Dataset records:
----

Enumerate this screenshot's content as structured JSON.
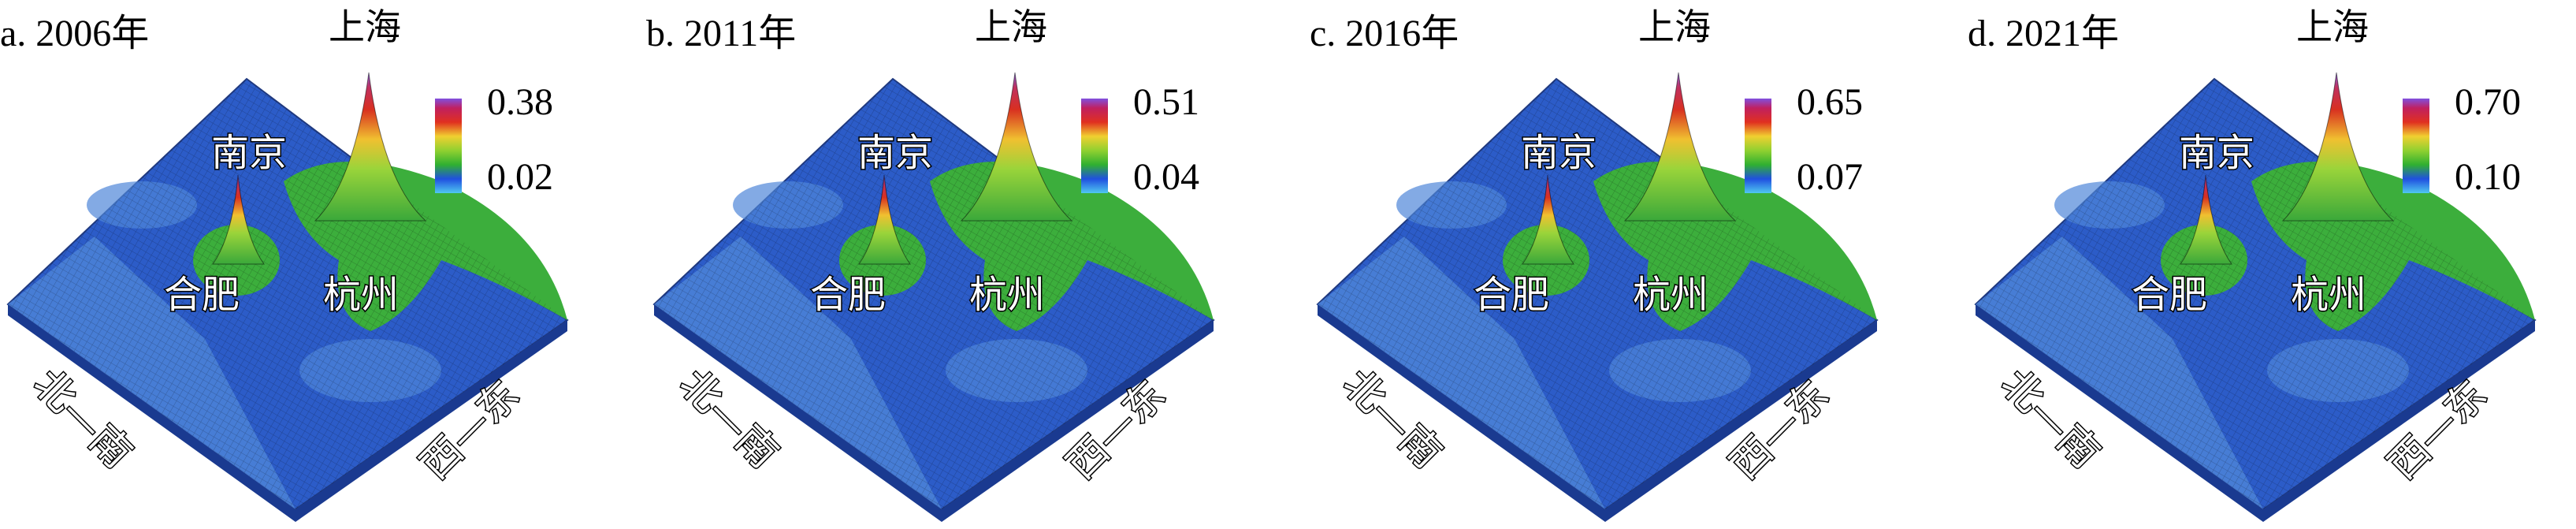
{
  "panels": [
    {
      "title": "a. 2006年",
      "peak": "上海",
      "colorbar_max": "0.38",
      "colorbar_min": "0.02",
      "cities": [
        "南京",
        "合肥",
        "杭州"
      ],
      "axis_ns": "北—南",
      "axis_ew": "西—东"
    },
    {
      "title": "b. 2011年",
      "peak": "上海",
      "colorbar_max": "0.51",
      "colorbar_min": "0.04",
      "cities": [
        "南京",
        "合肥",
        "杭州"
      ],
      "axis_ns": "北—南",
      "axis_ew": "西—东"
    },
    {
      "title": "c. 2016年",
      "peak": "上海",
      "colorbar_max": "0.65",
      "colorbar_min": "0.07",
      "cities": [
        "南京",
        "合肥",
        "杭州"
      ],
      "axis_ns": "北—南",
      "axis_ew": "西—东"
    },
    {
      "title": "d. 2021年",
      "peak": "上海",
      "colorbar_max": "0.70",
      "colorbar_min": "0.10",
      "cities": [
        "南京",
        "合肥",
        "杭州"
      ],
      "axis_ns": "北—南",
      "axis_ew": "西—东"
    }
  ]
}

----

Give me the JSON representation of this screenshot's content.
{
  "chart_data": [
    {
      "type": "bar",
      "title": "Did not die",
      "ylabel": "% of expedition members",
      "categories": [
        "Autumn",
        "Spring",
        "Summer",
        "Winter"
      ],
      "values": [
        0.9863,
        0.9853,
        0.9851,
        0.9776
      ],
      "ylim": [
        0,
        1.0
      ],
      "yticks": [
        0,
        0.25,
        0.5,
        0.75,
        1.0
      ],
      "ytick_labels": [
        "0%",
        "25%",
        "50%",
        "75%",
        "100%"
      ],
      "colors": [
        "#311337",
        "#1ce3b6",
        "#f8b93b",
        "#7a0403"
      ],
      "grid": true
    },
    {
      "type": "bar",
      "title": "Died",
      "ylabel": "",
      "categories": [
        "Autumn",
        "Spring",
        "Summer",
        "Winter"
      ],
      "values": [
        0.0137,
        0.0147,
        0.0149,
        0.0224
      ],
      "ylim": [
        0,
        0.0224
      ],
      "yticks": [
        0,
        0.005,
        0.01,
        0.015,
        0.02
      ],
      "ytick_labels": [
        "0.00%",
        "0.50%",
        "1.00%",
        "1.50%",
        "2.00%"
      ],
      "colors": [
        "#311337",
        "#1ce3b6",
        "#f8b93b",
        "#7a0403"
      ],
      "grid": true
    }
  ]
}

----

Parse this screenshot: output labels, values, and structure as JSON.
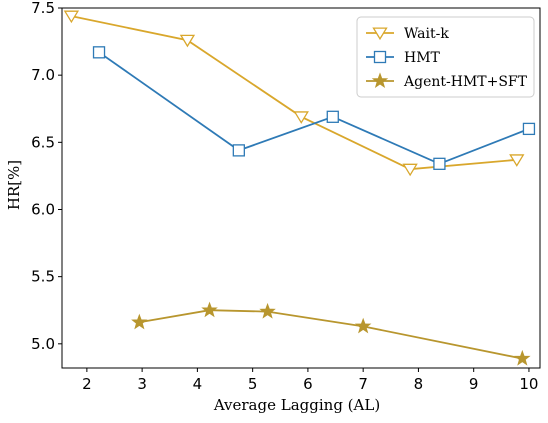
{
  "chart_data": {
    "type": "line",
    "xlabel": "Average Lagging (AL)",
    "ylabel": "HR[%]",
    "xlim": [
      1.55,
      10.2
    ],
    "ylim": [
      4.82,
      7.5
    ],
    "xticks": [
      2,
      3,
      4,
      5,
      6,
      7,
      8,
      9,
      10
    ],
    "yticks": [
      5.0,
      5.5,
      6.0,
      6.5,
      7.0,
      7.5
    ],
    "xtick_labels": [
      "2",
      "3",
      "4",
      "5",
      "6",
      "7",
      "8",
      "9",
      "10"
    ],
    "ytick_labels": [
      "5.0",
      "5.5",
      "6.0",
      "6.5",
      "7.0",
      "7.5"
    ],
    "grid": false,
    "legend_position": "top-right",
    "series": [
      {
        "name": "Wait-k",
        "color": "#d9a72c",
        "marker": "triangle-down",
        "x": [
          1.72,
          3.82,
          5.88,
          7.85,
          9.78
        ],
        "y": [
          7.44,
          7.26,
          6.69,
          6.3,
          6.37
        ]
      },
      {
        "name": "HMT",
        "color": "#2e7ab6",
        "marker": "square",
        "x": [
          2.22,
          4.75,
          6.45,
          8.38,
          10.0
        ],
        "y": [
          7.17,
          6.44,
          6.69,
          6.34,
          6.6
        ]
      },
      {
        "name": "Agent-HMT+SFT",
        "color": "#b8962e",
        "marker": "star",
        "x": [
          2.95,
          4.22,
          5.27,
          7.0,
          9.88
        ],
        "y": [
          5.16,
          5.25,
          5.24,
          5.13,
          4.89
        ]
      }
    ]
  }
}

----

Pull out each line of the entries that contains "name".

**OUTPUT OF THE TASK:**
        "name": "Wait-k",
        "name": "HMT",
        "name": "Agent-HMT+SFT",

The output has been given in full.